Collection entries:
# # # # # # #
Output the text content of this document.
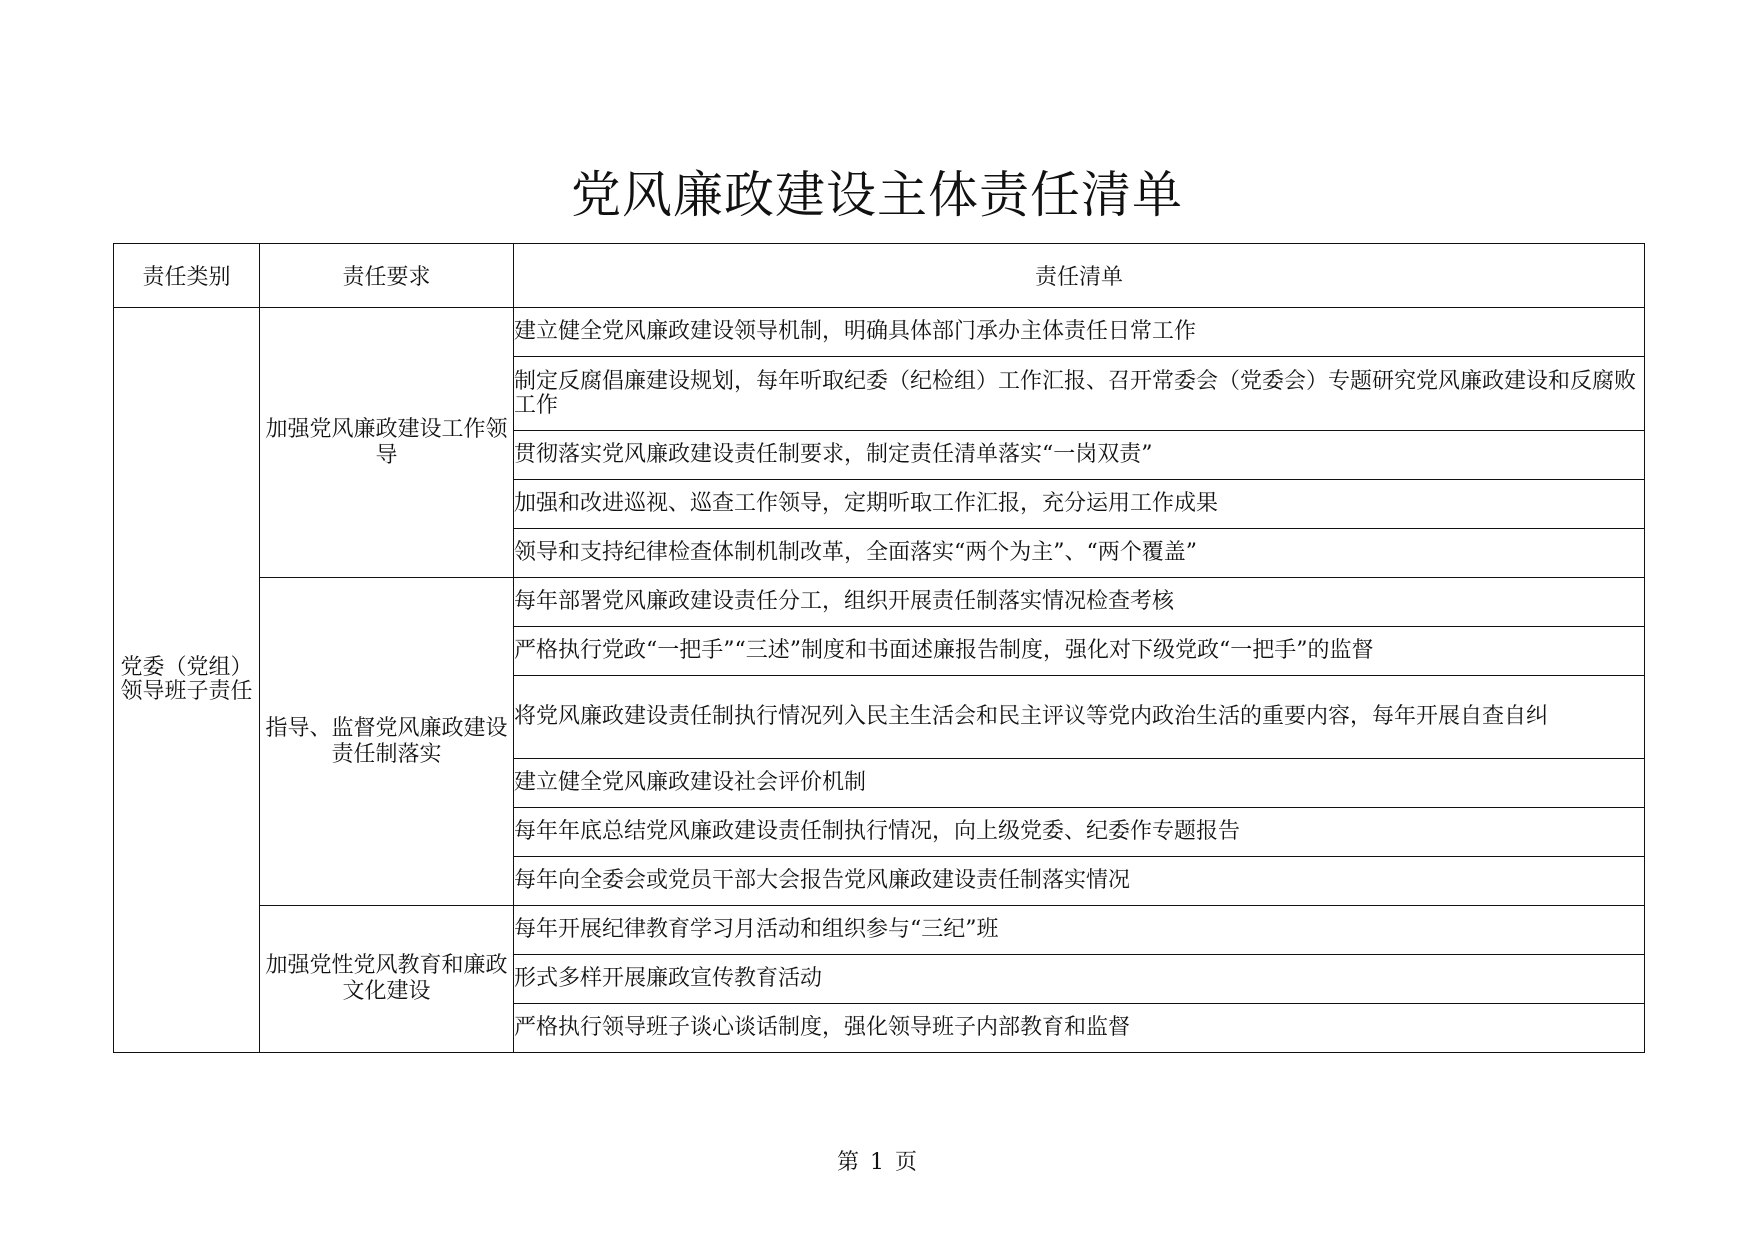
党风廉政建设主体责任清单
责任类别	责任要求	责任清单
党委（党组）领导班子责任	加强党风廉政建设工作领导	建立健全党风廉政建设领导机制，明确具体部门承办主体责任日常工作
		制定反腐倡廉建设规划，每年听取纪委（纪检组）工作汇报、召开常委会（党委会）专题研究党风廉政建设和反腐败工作
		贯彻落实党风廉政建设责任制要求，制定责任清单落实“一岗双责”
		加强和改进巡视、巡查工作领导，定期听取工作汇报，充分运用工作成果
		领导和支持纪律检查体制机制改革，全面落实“两个为主”、“两个覆盖”
	指导、监督党风廉政建设责任制落实	每年部署党风廉政建设责任分工，组织开展责任制落实情况检查考核
		严格执行党政“一把手”“三述”制度和书面述廉报告制度，强化对下级党政“一把手”的监督
		将党风廉政建设责任制执行情况列入民主生活会和民主评议等党内政治生活的重要内容，每年开展自查自纠
		建立健全党风廉政建设社会评价机制
		每年年底总结党风廉政建设责任制执行情况，向上级党委、纪委作专题报告
		每年向全委会或党员干部大会报告党风廉政建设责任制落实情况
	加强党性党风教育和廉政文化建设	每年开展纪律教育学习月活动和组织参与“三纪”班
		形式多样开展廉政宣传教育活动
		严格执行领导班子谈心谈话制度，强化领导班子内部教育和监督
第 1 页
# # # # # # #
### [Problem description]
Reproduce every record above exactly, omitting the pictures.

### [Result of this exercise]
Output the text content of this document.
党风廉政建设主体责任清单
责任类别	责任要求	责任清单
党委（党组）领导班子责任	加强党风廉政建设工作领导	建立健全党风廉政建设领导机制，明确具体部门承办主体责任日常工作
		制定反腐倡廉建设规划，每年听取纪委（纪检组）工作汇报、召开常委会（党委会）专题研究党风廉政建设和反腐败工作
		贯彻落实党风廉政建设责任制要求，制定责任清单落实“一岗双责”
		加强和改进巡视、巡查工作领导，定期听取工作汇报，充分运用工作成果
		领导和支持纪律检查体制机制改革，全面落实“两个为主”、“两个覆盖”
	指导、监督党风廉政建设责任制落实	每年部署党风廉政建设责任分工，组织开展责任制落实情况检查考核
		严格执行党政“一把手”“三述”制度和书面述廉报告制度，强化对下级党政“一把手”的监督
		将党风廉政建设责任制执行情况列入民主生活会和民主评议等党内政治生活的重要内容，每年开展自查自纠
		建立健全党风廉政建设社会评价机制
		每年年底总结党风廉政建设责任制执行情况，向上级党委、纪委作专题报告
		每年向全委会或党员干部大会报告党风廉政建设责任制落实情况
	加强党性党风教育和廉政文化建设	每年开展纪律教育学习月活动和组织参与“三纪”班
		形式多样开展廉政宣传教育活动
		严格执行领导班子谈心谈话制度，强化领导班子内部教育和监督
第 1 页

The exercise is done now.